Directive:
Write out the entire listing below exactly, with the pictures left out.

Stored records:
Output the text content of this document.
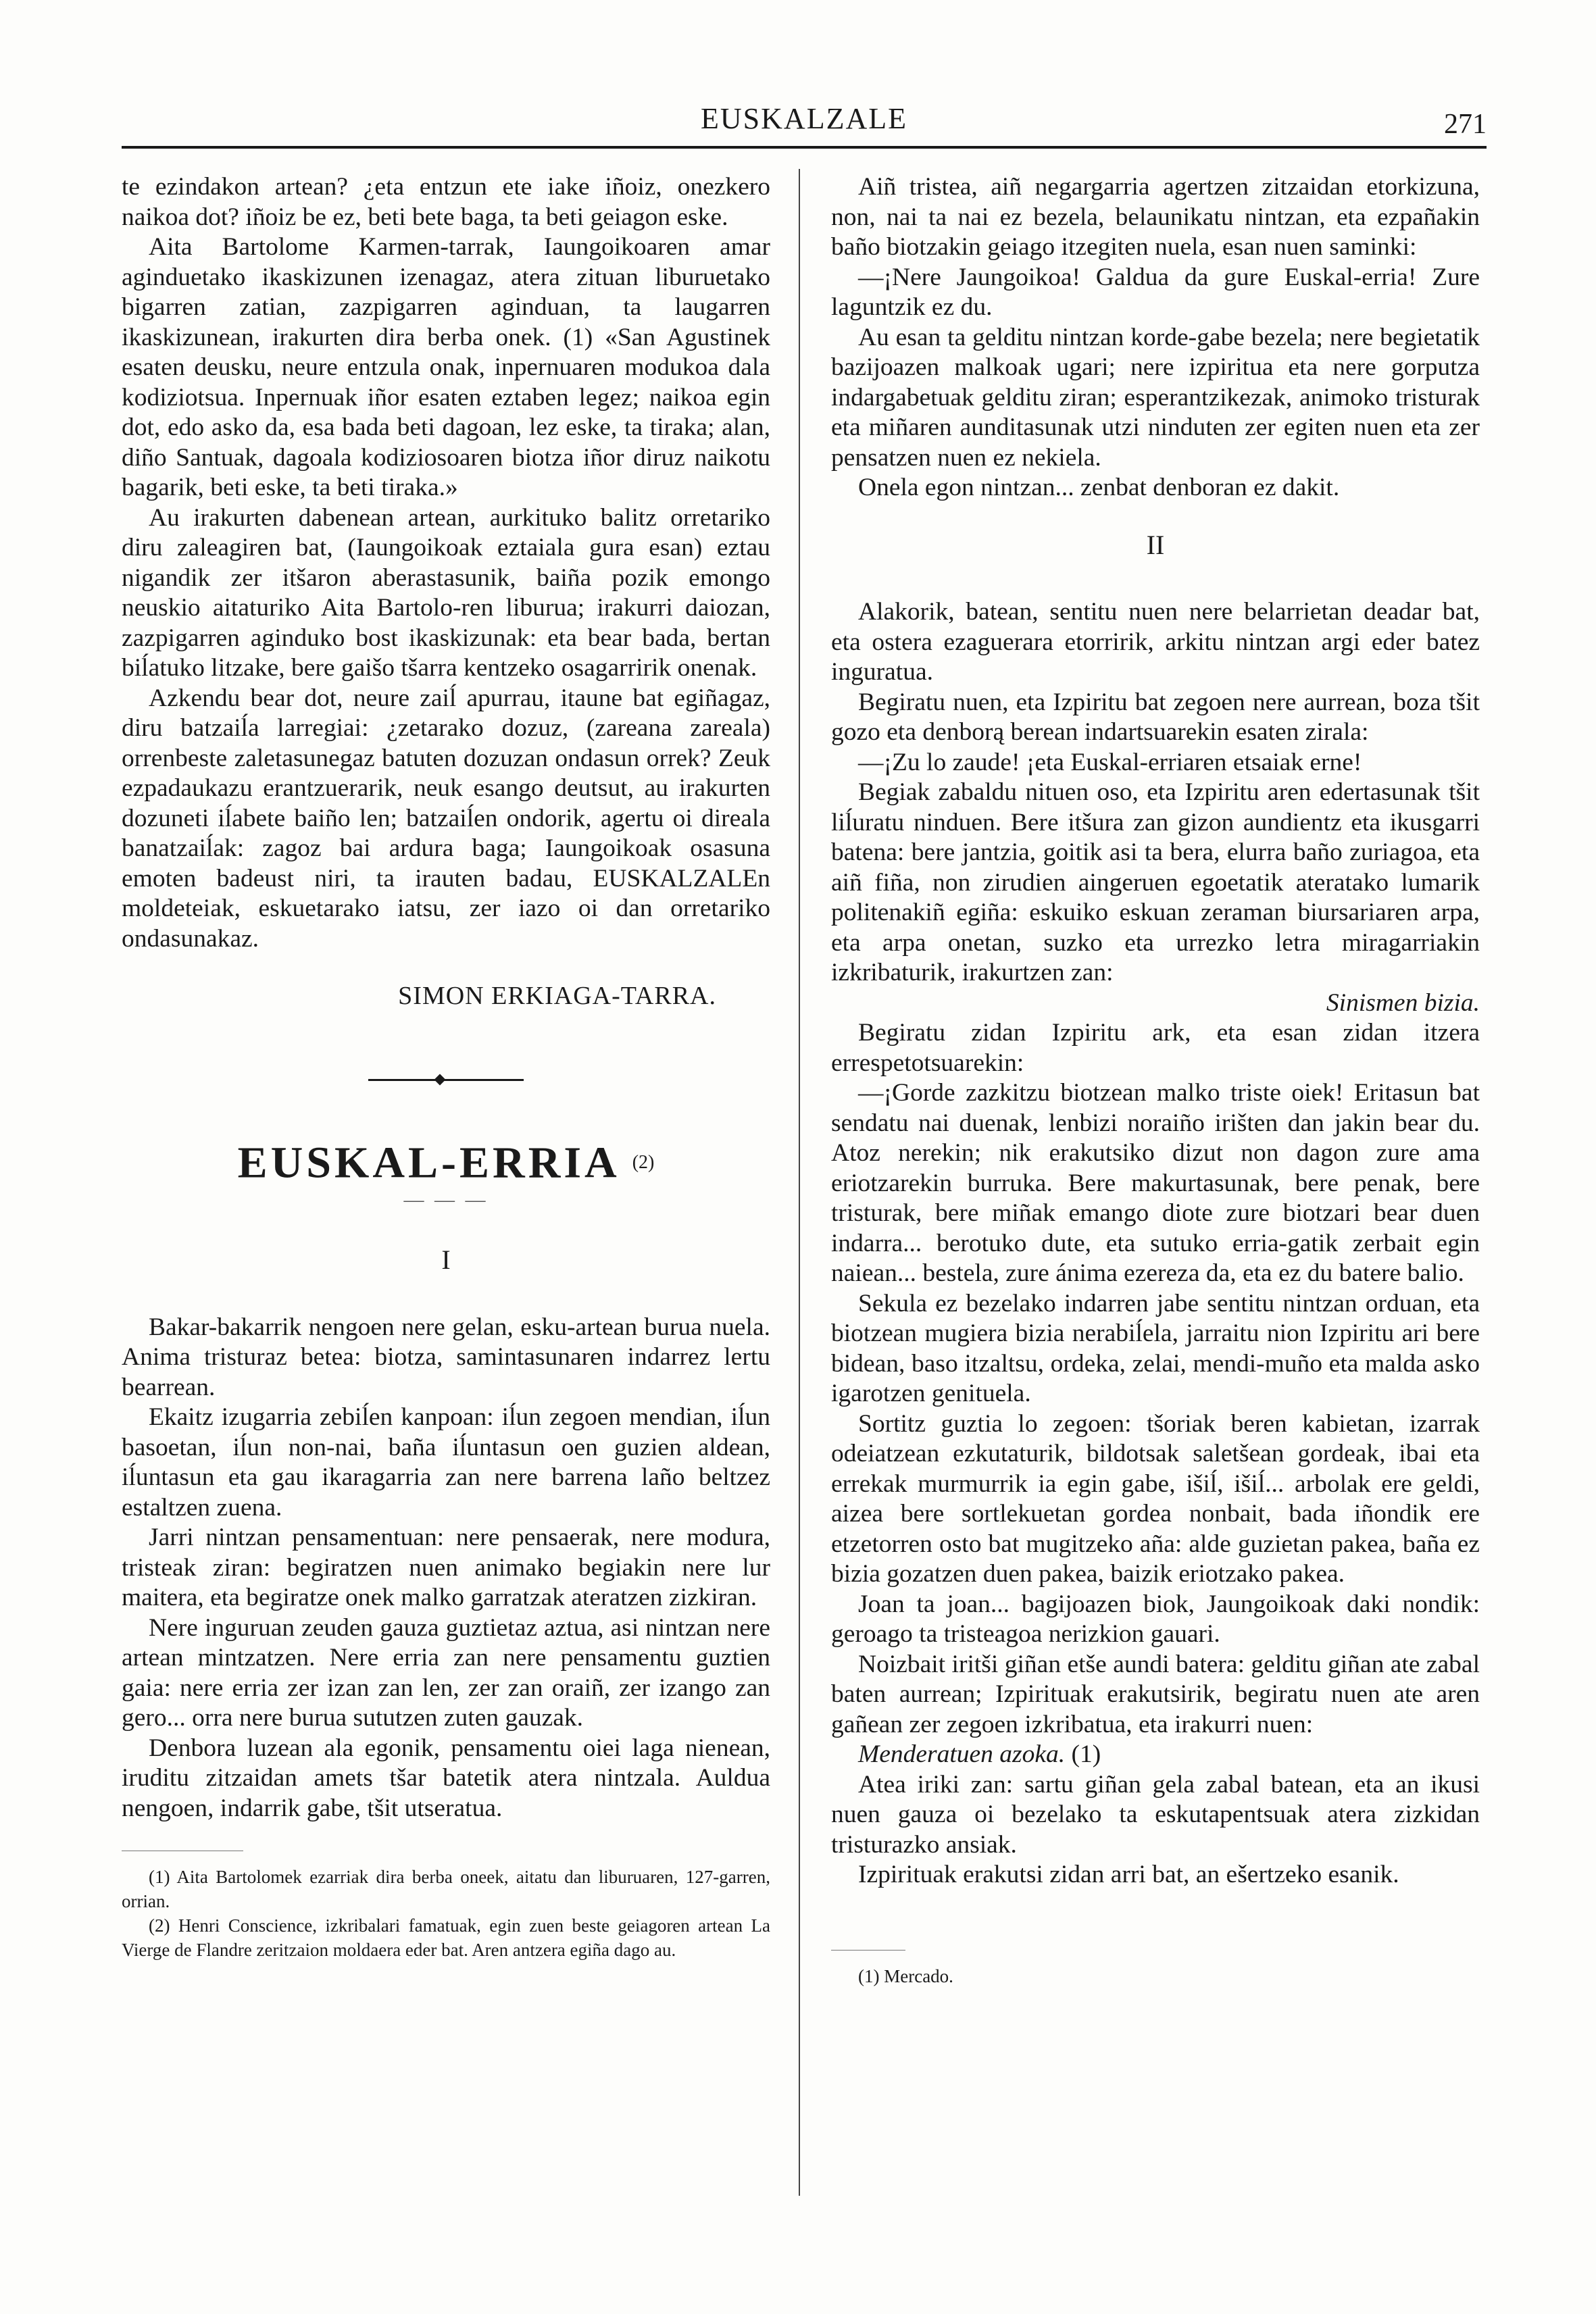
EUSKALZALE	271

te ezindakon artean? ¿eta entzun ete iake iñoiz, onezkero naikoa dot? iñoiz be ez, beti bete baga, ta beti geiagon eske.

Aita Bartolome Karmen-tarrak, Iaungoikoaren amar aginduetako ikaskizunen izenagaz, atera zituan liburuetako bigarren zatian, zazpigarren aginduan, ta laugarren ikaskizunean, irakurten dira berba onek. (1) «San Agustinek esaten deusku, neure entzula onak, inpernuaren modukoa dala kodiziotsua. Inpernuak iñor esaten eztaben legez; naikoa egin dot, edo asko da, esa bada beti dagoan, lez eske, ta tiraka; alan, diño Santuak, dagoala kodiziosoaren biotza iñor diruz naikotu bagarik, beti eske, ta beti tiraka.»

Au irakurten dabenean artean, aurkituko balitz orretariko diru zaleagiren bat, (Iaungoikoak eztaiala gura esan) eztau nigandik zer itšaron aberastasunik, baiña pozik emongo neuskio aitaturiko Aita Bartolo-ren liburua; irakurri daiozan, zazpigarren aginduko bost ikaskizunak: eta bear bada, bertan biĺatuko litzake, bere gaišo tšarra kentzeko osagarririk onenak.

Azkendu bear dot, neure zaiĺ apurrau, itaune bat egiñagaz, diru batzaiĺa larregiai: ¿zetarako dozuz, (zareana zareala) orrenbeste zaletasunegaz batuten dozuzan ondasun orrek? Zeuk ezpadaukazu erantzuerarik, neuk esango deutsut, au irakurten dozuneti iĺabete baiño len; batzaiĺen ondorik, agertu oi direala banatzaiĺak: zagoz bai ardura baga; Iaungoikoak osasuna emoten badeust niri, ta irauten badau, EUSKALZALEn moldeteiak, eskuetarako iatsu, zer iazo oi dan orretariko ondasunakaz.

SIMON ERKIAGA-TARRA.
EUSKAL-ERRIA $^{(2)}$
— — —
I

Bakar-bakarrik nengoen nere gelan, esku-artean burua nuela. Anima tristuraz betea: biotza, samintasunaren indarrez lertu bearrean.

Ekaitz izugarria zebiĺen kanpoan: iĺun zegoen mendian, iĺun basoetan, iĺun non-nai, baña iĺuntasun oen guzien aldean, iĺuntasun eta gau ikaragarria zan nere barrena laño beltzez estaltzen zuena.

Jarri nintzan pensamentuan: nere pensaerak, nere modura, tristeak ziran: begiratzen nuen animako begiakin nere lur maitera, eta begiratze onek malko garratzak ateratzen zizkiran.

Nere inguruan zeuden gauza guztietaz aztua, asi nintzan nere artean mintzatzen. Nere erria zan nere pensamentu guztien gaia: nere erria zer izan zan len, zer zan oraiñ, zer izango zan gero... orra nere burua sututzen zuten gauzak.

Denbora luzean ala egonik, pensamentu oiei laga nienean, iruditu zitzaidan amets tšar batetik atera nintzala. Auldua nengoen, indarrik gabe, tšit utseratua.

(1) Aita Bartolomek ezarriak dira berba oneek, aitatu dan liburuaren, 127-garren, orrian.

(2) Henri Conscience, izkribalari famatuak, egin zuen beste geiagoren artean La Vierge de Flandre zeritzaion moldaera eder bat. Aren antzera egiña dago au.

Aiñ tristea, aiñ negargarria agertzen zitzaidan etorkizuna, non, nai ta nai ez bezela, belaunikatu nintzan, eta ezpañakin baño biotzakin geiago itzegiten nuela, esan nuen saminki:

—¡Nere Jaungoikoa! Galdua da gure Euskal-erria! Zure laguntzik ez du.

Au esan ta gelditu nintzan korde-gabe bezela; nere begietatik bazijoazen malkoak ugari; nere izpiritua eta nere gorputza indargabetuak gelditu ziran; esperantzikezak, animoko tristurak eta miñaren aunditasunak utzi ninduten zer egiten nuen eta zer pensatzen nuen ez nekiela.

Onela egon nintzan... zenbat denboran ez dakit.

II

Alakorik, batean, sentitu nuen nere belarrietan deadar bat, eta ostera ezaguerara etorririk, arkitu nintzan argi eder batez inguratua.

Begiratu nuen, eta Izpiritu bat zegoen nere aurrean, boza tšit gozo eta denborą berean indartsuarekin esaten zirala:

—¡Zu lo zaude! ¡eta Euskal-erriaren etsaiak erne!

Begiak zabaldu nituen oso, eta Izpiritu aren edertasunak tšit liĺuratu ninduen. Bere itšura zan gizon aundientz eta ikusgarri batena: bere jantzia, goitik asi ta bera, elurra baño zuriagoa, eta aiñ fiña, non zirudien aingeruen egoetatik ateratako lumarik politenakiñ egiña: eskuiko eskuan zeraman biursariaren arpa, eta arpa onetan, suzko eta urrezko letra miragarriakin izkribaturik, irakurtzen zan:

Sinismen bizia.

Begiratu zidan Izpiritu ark, eta esan zidan itzera errespetotsuarekin:

—¡Gorde zazkitzu biotzean malko triste oiek! Eritasun bat sendatu nai duenak, lenbizi noraiño irišten dan jakin bear du. Atoz nerekin; nik erakutsiko dizut non dagon zure ama eriotzarekin burruka. Bere makurtasunak, bere penak, bere tristurak, bere miñak emango diote zure biotzari bear duen indarra... berotuko dute, eta sutuko erria-gatik zerbait egin naiean... bestela, zure ánima ezereza da, eta ez du batere balio.

Sekula ez bezelako indarren jabe sentitu nintzan orduan, eta biotzean mugiera bizia nerabiĺela, jarraitu nion Izpiritu ari bere bidean, baso itzaltsu, ordeka, zelai, mendi-muño eta malda asko igarotzen genituela.

Sortitz guztia lo zegoen: tšoriak beren kabietan, izarrak odeiatzean ezkutaturik, bildotsak saletšean gordeak, ibai eta errekak murmurrik ia egin gabe, išiĺ, išiĺ... arbolak ere geldi, aizea bere sortlekuetan gordea nonbait, bada iñondik ere etzetorren osto bat mugitzeko aña: alde guzietan pakea, baña ez bizia gozatzen duen pakea, baizik eriotzako pakea.

Joan ta joan... bagijoazen biok, Jaungoikoak daki nondik: geroago ta tristeagoa nerizkion gauari.

Noizbait iritši giñan etše aundi batera: gelditu giñan ate zabal baten aurrean; Izpirituak erakutsirik, begiratu nuen ate aren gañean zer zegoen izkribatua, eta irakurri nuen:

Menderatuen azoka. (1)

Atea iriki zan: sartu giñan gela zabal batean, eta an ikusi nuen gauza oi bezelako ta eskutapentsuak atera zizkidan tristurazko ansiak.

Izpirituak erakutsi zidan arri bat, an ešertzeko esanik.

(1) Mercado.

Final answer:
Output the text content of this document.
EUSKALZALE	271

te ezindakon artean? ¿eta entzun ete iake iñoiz, onezkero naikoa dot? iñoiz be ez, beti bete baga, ta beti geiagon eske.

Aita Bartolome Karmen-tarrak, Iaungoikoaren amar aginduetako ikaskizunen izenagaz, atera zituan liburuetako bigarren zatian, zazpigarren aginduan, ta laugarren ikaskizunean, irakurten dira berba onek. (1) «San Agustinek esaten deusku, neure entzula onak, inpernuaren modukoa dala kodiziotsua. Inpernuak iñor esaten eztaben legez; naikoa egin dot, edo asko da, esa bada beti dagoan, lez eske, ta tiraka; alan, diño Santuak, dagoala kodiziosoaren biotza iñor diruz naikotu bagarik, beti eske, ta beti tiraka.»

Au irakurten dabenean artean, aurkituko balitz orretariko diru zaleagiren bat, (Iaungoikoak eztaiala gura esan) eztau nigandik zer itšaron aberastasunik, baiña pozik emongo neuskio aitaturiko Aita Bartolo-ren liburua; irakurri daiozan, zazpigarren aginduko bost ikaskizunak: eta bear bada, bertan biĺatuko litzake, bere gaišo tšarra kentzeko osagarririk onenak.

Azkendu bear dot, neure zaiĺ apurrau, itaune bat egiñagaz, diru batzaiĺa larregiai: ¿zetarako dozuz, (zareana zareala) orrenbeste zaletasunegaz batuten dozuzan ondasun orrek? Zeuk ezpadaukazu erantzuerarik, neuk esango deutsut, au irakurten dozuneti iĺabete baiño len; batzaiĺen ondorik, agertu oi direala banatzaiĺak: zagoz bai ardura baga; Iaungoikoak osasuna emoten badeust niri, ta irauten badau, EUSKALZALEn moldeteiak, eskuetarako iatsu, zer iazo oi dan orretariko ondasunakaz.

SIMON ERKIAGA-TARRA.
EUSKAL-ERRIA $^{(2)}$
— — —
I

Bakar-bakarrik nengoen nere gelan, esku-artean burua nuela. Anima tristuraz betea: biotza, samintasunaren indarrez lertu bearrean.

Ekaitz izugarria zebiĺen kanpoan: iĺun zegoen mendian, iĺun basoetan, iĺun non-nai, baña iĺuntasun oen guzien aldean, iĺuntasun eta gau ikaragarria zan nere barrena laño beltzez estaltzen zuena.

Jarri nintzan pensamentuan: nere pensaerak, nere modura, tristeak ziran: begiratzen nuen animako begiakin nere lur maitera, eta begiratze onek malko garratzak ateratzen zizkiran.

Nere inguruan zeuden gauza guztietaz aztua, asi nintzan nere artean mintzatzen. Nere erria zan nere pensamentu guztien gaia: nere erria zer izan zan len, zer zan oraiñ, zer izango zan gero... orra nere burua sututzen zuten gauzak.

Denbora luzean ala egonik, pensamentu oiei laga nienean, iruditu zitzaidan amets tšar batetik atera nintzala. Auldua nengoen, indarrik gabe, tšit utseratua.

(1) Aita Bartolomek ezarriak dira berba oneek, aitatu dan liburuaren, 127-garren, orrian.

(2) Henri Conscience, izkribalari famatuak, egin zuen beste geiagoren artean La Vierge de Flandre zeritzaion moldaera eder bat. Aren antzera egiña dago au.

Aiñ tristea, aiñ negargarria agertzen zitzaidan etorkizuna, non, nai ta nai ez bezela, belaunikatu nintzan, eta ezpañakin baño biotzakin geiago itzegiten nuela, esan nuen saminki:

—¡Nere Jaungoikoa! Galdua da gure Euskal-erria! Zure laguntzik ez du.

Au esan ta gelditu nintzan korde-gabe bezela; nere begietatik bazijoazen malkoak ugari; nere izpiritua eta nere gorputza indargabetuak gelditu ziran; esperantzikezak, animoko tristurak eta miñaren aunditasunak utzi ninduten zer egiten nuen eta zer pensatzen nuen ez nekiela.

Onela egon nintzan... zenbat denboran ez dakit.

II

Alakorik, batean, sentitu nuen nere belarrietan deadar bat, eta ostera ezaguerara etorririk, arkitu nintzan argi eder batez inguratua.

Begiratu nuen, eta Izpiritu bat zegoen nere aurrean, boza tšit gozo eta denborą berean indartsuarekin esaten zirala:

—¡Zu lo zaude! ¡eta Euskal-erriaren etsaiak erne!

Begiak zabaldu nituen oso, eta Izpiritu aren edertasunak tšit liĺuratu ninduen. Bere itšura zan gizon aundientz eta ikusgarri batena: bere jantzia, goitik asi ta bera, elurra baño zuriagoa, eta aiñ fiña, non zirudien aingeruen egoetatik ateratako lumarik politenakiñ egiña: eskuiko eskuan zeraman biursariaren arpa, eta arpa onetan, suzko eta urrezko letra miragarriakin izkribaturik, irakurtzen zan:

Sinismen bizia.

Begiratu zidan Izpiritu ark, eta esan zidan itzera errespetotsuarekin:

—¡Gorde zazkitzu biotzean malko triste oiek! Eritasun bat sendatu nai duenak, lenbizi noraiño irišten dan jakin bear du. Atoz nerekin; nik erakutsiko dizut non dagon zure ama eriotzarekin burruka. Bere makurtasunak, bere penak, bere tristurak, bere miñak emango diote zure biotzari bear duen indarra... berotuko dute, eta sutuko erria-gatik zerbait egin naiean... bestela, zure ánima ezereza da, eta ez du batere balio.

Sekula ez bezelako indarren jabe sentitu nintzan orduan, eta biotzean mugiera bizia nerabiĺela, jarraitu nion Izpiritu ari bere bidean, baso itzaltsu, ordeka, zelai, mendi-muño eta malda asko igarotzen genituela.

Sortitz guztia lo zegoen: tšoriak beren kabietan, izarrak odeiatzean ezkutaturik, bildotsak saletšean gordeak, ibai eta errekak murmurrik ia egin gabe, išiĺ, išiĺ... arbolak ere geldi, aizea bere sortlekuetan gordea nonbait, bada iñondik ere etzetorren osto bat mugitzeko aña: alde guzietan pakea, baña ez bizia gozatzen duen pakea, baizik eriotzako pakea.

Joan ta joan... bagijoazen biok, Jaungoikoak daki nondik: geroago ta tristeagoa nerizkion gauari.

Noizbait iritši giñan etše aundi batera: gelditu giñan ate zabal baten aurrean; Izpirituak erakutsirik, begiratu nuen ate aren gañean zer zegoen izkribatua, eta irakurri nuen:

Menderatuen azoka. (1)

Atea iriki zan: sartu giñan gela zabal batean, eta an ikusi nuen gauza oi bezelako ta eskutapentsuak atera zizkidan tristurazko ansiak.

Izpirituak erakutsi zidan arri bat, an ešertzeko esanik.

(1) Mercado.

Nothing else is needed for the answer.